Copy every record word for word.

┄┄┄┄┄┄┄┄┄┄

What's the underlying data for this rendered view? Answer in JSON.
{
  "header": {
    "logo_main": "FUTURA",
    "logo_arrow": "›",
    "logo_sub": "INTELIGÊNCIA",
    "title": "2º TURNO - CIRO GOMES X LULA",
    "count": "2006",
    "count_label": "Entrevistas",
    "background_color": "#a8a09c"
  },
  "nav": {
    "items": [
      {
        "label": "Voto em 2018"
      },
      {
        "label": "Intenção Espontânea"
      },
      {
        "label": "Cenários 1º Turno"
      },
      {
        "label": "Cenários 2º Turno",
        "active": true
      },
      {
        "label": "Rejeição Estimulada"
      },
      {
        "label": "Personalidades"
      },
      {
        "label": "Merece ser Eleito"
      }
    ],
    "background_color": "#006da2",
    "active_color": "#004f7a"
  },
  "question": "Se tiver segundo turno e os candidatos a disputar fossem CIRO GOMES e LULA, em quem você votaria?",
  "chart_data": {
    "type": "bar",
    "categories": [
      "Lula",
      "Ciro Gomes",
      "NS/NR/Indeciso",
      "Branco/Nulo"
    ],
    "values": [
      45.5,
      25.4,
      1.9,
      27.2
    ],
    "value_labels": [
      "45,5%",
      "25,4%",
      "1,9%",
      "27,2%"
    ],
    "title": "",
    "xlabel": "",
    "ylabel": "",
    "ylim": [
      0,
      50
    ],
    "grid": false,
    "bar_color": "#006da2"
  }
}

┄┄┄┄┄┄┄┄┄┄

_TASK RESPONSE_
What's the underlying data for this rendered view? Answer in JSON.
{
  "header": {
    "logo_main": "FUTURA",
    "logo_arrow": "›",
    "logo_sub": "INTELIGÊNCIA",
    "title": "2º TURNO - CIRO GOMES X LULA",
    "count": "2006",
    "count_label": "Entrevistas",
    "background_color": "#a8a09c"
  },
  "nav": {
    "items": [
      {
        "label": "Voto em 2018"
      },
      {
        "label": "Intenção Espontânea"
      },
      {
        "label": "Cenários 1º Turno"
      },
      {
        "label": "Cenários 2º Turno",
        "active": true
      },
      {
        "label": "Rejeição Estimulada"
      },
      {
        "label": "Personalidades"
      },
      {
        "label": "Merece ser Eleito"
      }
    ],
    "background_color": "#006da2",
    "active_color": "#004f7a"
  },
  "question": "Se tiver segundo turno e os candidatos a disputar fossem CIRO GOMES e LULA, em quem você votaria?",
  "chart_data": {
    "type": "bar",
    "categories": [
      "Lula",
      "Ciro Gomes",
      "NS/NR/Indeciso",
      "Branco/Nulo"
    ],
    "values": [
      45.5,
      25.4,
      1.9,
      27.2
    ],
    "value_labels": [
      "45,5%",
      "25,4%",
      "1,9%",
      "27,2%"
    ],
    "title": "",
    "xlabel": "",
    "ylabel": "",
    "ylim": [
      0,
      50
    ],
    "grid": false,
    "bar_color": "#006da2"
  }
}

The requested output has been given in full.